* What you need to do *
Copy every line of the material below word for word.

* Dataset extract *
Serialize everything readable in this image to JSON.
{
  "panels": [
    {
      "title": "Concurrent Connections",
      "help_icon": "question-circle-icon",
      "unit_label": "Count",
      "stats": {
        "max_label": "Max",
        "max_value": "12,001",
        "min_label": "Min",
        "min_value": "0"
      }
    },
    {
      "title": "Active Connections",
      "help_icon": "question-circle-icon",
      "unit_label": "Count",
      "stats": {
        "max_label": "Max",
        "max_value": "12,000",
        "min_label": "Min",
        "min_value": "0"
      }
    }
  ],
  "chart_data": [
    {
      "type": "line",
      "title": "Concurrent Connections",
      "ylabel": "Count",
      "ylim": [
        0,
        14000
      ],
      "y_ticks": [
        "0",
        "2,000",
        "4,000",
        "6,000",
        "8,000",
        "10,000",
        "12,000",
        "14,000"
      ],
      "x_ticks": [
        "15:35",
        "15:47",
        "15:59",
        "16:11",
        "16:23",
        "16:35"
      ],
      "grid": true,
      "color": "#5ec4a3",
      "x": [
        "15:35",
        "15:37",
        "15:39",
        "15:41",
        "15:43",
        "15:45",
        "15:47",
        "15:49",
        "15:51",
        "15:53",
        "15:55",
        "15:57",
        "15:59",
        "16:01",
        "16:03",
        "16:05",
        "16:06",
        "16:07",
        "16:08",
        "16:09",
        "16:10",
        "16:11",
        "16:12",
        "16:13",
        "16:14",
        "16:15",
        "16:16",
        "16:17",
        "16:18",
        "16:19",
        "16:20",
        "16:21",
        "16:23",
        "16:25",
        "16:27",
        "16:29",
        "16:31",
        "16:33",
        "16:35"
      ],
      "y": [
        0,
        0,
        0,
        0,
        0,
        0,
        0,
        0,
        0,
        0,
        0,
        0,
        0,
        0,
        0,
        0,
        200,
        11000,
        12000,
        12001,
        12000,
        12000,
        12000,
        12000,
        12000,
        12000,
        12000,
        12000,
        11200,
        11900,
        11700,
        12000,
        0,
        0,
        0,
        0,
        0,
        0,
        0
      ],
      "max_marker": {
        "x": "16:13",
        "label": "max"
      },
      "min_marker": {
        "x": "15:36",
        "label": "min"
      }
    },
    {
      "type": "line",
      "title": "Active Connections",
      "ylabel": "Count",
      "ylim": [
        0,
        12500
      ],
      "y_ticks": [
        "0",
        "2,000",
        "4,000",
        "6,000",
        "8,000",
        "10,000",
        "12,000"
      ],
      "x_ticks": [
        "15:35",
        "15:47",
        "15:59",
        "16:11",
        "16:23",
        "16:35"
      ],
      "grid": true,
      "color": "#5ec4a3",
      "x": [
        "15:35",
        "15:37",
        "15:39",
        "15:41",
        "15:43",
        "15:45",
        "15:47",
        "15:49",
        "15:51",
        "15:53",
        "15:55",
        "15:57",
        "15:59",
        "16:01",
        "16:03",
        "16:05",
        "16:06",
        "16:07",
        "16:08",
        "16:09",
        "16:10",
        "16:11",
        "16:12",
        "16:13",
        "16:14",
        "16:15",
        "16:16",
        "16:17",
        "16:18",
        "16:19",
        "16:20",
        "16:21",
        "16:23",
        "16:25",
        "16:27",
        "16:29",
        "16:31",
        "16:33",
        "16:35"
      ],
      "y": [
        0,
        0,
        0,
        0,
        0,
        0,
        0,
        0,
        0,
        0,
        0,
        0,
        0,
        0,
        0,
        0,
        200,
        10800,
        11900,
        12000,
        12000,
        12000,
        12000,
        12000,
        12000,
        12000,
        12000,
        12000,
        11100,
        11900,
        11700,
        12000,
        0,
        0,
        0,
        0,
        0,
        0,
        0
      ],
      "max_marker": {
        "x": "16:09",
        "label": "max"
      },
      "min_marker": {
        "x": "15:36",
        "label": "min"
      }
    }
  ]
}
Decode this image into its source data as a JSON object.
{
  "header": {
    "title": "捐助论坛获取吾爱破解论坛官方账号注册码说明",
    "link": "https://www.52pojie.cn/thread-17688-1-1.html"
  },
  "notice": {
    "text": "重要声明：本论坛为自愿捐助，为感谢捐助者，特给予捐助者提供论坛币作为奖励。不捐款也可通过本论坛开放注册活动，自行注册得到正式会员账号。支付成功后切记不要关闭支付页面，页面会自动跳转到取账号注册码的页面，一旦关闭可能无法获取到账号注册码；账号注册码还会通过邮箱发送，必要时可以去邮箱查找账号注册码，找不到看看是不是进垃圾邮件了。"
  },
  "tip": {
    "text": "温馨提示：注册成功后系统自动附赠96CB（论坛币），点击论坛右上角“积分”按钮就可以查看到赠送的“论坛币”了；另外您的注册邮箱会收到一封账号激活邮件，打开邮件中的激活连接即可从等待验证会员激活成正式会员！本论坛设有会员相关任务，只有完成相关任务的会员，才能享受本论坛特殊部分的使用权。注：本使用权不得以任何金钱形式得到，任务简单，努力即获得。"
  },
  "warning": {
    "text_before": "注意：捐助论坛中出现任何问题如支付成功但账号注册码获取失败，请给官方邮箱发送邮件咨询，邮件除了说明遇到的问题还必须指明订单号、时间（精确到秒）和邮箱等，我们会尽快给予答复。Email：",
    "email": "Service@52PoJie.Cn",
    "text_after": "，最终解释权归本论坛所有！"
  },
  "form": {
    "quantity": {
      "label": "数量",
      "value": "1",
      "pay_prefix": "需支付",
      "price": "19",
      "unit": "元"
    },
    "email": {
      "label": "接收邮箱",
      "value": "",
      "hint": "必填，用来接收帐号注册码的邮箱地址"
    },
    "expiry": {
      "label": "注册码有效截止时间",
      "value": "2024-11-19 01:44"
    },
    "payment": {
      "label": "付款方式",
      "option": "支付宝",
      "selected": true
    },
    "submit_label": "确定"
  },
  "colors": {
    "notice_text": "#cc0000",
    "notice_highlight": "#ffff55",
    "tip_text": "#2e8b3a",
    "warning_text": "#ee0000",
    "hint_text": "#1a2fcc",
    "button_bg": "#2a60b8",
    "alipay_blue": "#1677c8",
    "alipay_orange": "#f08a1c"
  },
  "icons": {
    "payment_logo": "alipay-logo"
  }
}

* The output *
Serialize everything readable in this image to JSON.
{
  "panels": [
    {
      "title": "Concurrent Connections",
      "help_icon": "question-circle-icon",
      "unit_label": "Count",
      "stats": {
        "max_label": "Max",
        "max_value": "12,001",
        "min_label": "Min",
        "min_value": "0"
      }
    },
    {
      "title": "Active Connections",
      "help_icon": "question-circle-icon",
      "unit_label": "Count",
      "stats": {
        "max_label": "Max",
        "max_value": "12,000",
        "min_label": "Min",
        "min_value": "0"
      }
    }
  ],
  "chart_data": [
    {
      "type": "line",
      "title": "Concurrent Connections",
      "ylabel": "Count",
      "ylim": [
        0,
        14000
      ],
      "y_ticks": [
        "0",
        "2,000",
        "4,000",
        "6,000",
        "8,000",
        "10,000",
        "12,000",
        "14,000"
      ],
      "x_ticks": [
        "15:35",
        "15:47",
        "15:59",
        "16:11",
        "16:23",
        "16:35"
      ],
      "grid": true,
      "color": "#5ec4a3",
      "x": [
        "15:35",
        "15:37",
        "15:39",
        "15:41",
        "15:43",
        "15:45",
        "15:47",
        "15:49",
        "15:51",
        "15:53",
        "15:55",
        "15:57",
        "15:59",
        "16:01",
        "16:03",
        "16:05",
        "16:06",
        "16:07",
        "16:08",
        "16:09",
        "16:10",
        "16:11",
        "16:12",
        "16:13",
        "16:14",
        "16:15",
        "16:16",
        "16:17",
        "16:18",
        "16:19",
        "16:20",
        "16:21",
        "16:23",
        "16:25",
        "16:27",
        "16:29",
        "16:31",
        "16:33",
        "16:35"
      ],
      "y": [
        0,
        0,
        0,
        0,
        0,
        0,
        0,
        0,
        0,
        0,
        0,
        0,
        0,
        0,
        0,
        0,
        200,
        11000,
        12000,
        12001,
        12000,
        12000,
        12000,
        12000,
        12000,
        12000,
        12000,
        12000,
        11200,
        11900,
        11700,
        12000,
        0,
        0,
        0,
        0,
        0,
        0,
        0
      ],
      "max_marker": {
        "x": "16:13",
        "label": "max"
      },
      "min_marker": {
        "x": "15:36",
        "label": "min"
      }
    },
    {
      "type": "line",
      "title": "Active Connections",
      "ylabel": "Count",
      "ylim": [
        0,
        12500
      ],
      "y_ticks": [
        "0",
        "2,000",
        "4,000",
        "6,000",
        "8,000",
        "10,000",
        "12,000"
      ],
      "x_ticks": [
        "15:35",
        "15:47",
        "15:59",
        "16:11",
        "16:23",
        "16:35"
      ],
      "grid": true,
      "color": "#5ec4a3",
      "x": [
        "15:35",
        "15:37",
        "15:39",
        "15:41",
        "15:43",
        "15:45",
        "15:47",
        "15:49",
        "15:51",
        "15:53",
        "15:55",
        "15:57",
        "15:59",
        "16:01",
        "16:03",
        "16:05",
        "16:06",
        "16:07",
        "16:08",
        "16:09",
        "16:10",
        "16:11",
        "16:12",
        "16:13",
        "16:14",
        "16:15",
        "16:16",
        "16:17",
        "16:18",
        "16:19",
        "16:20",
        "16:21",
        "16:23",
        "16:25",
        "16:27",
        "16:29",
        "16:31",
        "16:33",
        "16:35"
      ],
      "y": [
        0,
        0,
        0,
        0,
        0,
        0,
        0,
        0,
        0,
        0,
        0,
        0,
        0,
        0,
        0,
        0,
        200,
        10800,
        11900,
        12000,
        12000,
        12000,
        12000,
        12000,
        12000,
        12000,
        12000,
        12000,
        11100,
        11900,
        11700,
        12000,
        0,
        0,
        0,
        0,
        0,
        0,
        0
      ],
      "max_marker": {
        "x": "16:09",
        "label": "max"
      },
      "min_marker": {
        "x": "15:36",
        "label": "min"
      }
    }
  ]
}
Decode this image into its source data as a JSON object.
{
  "header": {
    "title": "捐助论坛获取吾爱破解论坛官方账号注册码说明",
    "link": "https://www.52pojie.cn/thread-17688-1-1.html"
  },
  "notice": {
    "text": "重要声明：本论坛为自愿捐助，为感谢捐助者，特给予捐助者提供论坛币作为奖励。不捐款也可通过本论坛开放注册活动，自行注册得到正式会员账号。支付成功后切记不要关闭支付页面，页面会自动跳转到取账号注册码的页面，一旦关闭可能无法获取到账号注册码；账号注册码还会通过邮箱发送，必要时可以去邮箱查找账号注册码，找不到看看是不是进垃圾邮件了。"
  },
  "tip": {
    "text": "温馨提示：注册成功后系统自动附赠96CB（论坛币），点击论坛右上角“积分”按钮就可以查看到赠送的“论坛币”了；另外您的注册邮箱会收到一封账号激活邮件，打开邮件中的激活连接即可从等待验证会员激活成正式会员！本论坛设有会员相关任务，只有完成相关任务的会员，才能享受本论坛特殊部分的使用权。注：本使用权不得以任何金钱形式得到，任务简单，努力即获得。"
  },
  "warning": {
    "text_before": "注意：捐助论坛中出现任何问题如支付成功但账号注册码获取失败，请给官方邮箱发送邮件咨询，邮件除了说明遇到的问题还必须指明订单号、时间（精确到秒）和邮箱等，我们会尽快给予答复。Email：",
    "email": "Service@52PoJie.Cn",
    "text_after": "，最终解释权归本论坛所有！"
  },
  "form": {
    "quantity": {
      "label": "数量",
      "value": "1",
      "pay_prefix": "需支付",
      "price": "19",
      "unit": "元"
    },
    "email": {
      "label": "接收邮箱",
      "value": "",
      "hint": "必填，用来接收帐号注册码的邮箱地址"
    },
    "expiry": {
      "label": "注册码有效截止时间",
      "value": "2024-11-19 01:44"
    },
    "payment": {
      "label": "付款方式",
      "option": "支付宝",
      "selected": true
    },
    "submit_label": "确定"
  },
  "colors": {
    "notice_text": "#cc0000",
    "notice_highlight": "#ffff55",
    "tip_text": "#2e8b3a",
    "warning_text": "#ee0000",
    "hint_text": "#1a2fcc",
    "button_bg": "#2a60b8",
    "alipay_blue": "#1677c8",
    "alipay_orange": "#f08a1c"
  },
  "icons": {
    "payment_logo": "alipay-logo"
  }
}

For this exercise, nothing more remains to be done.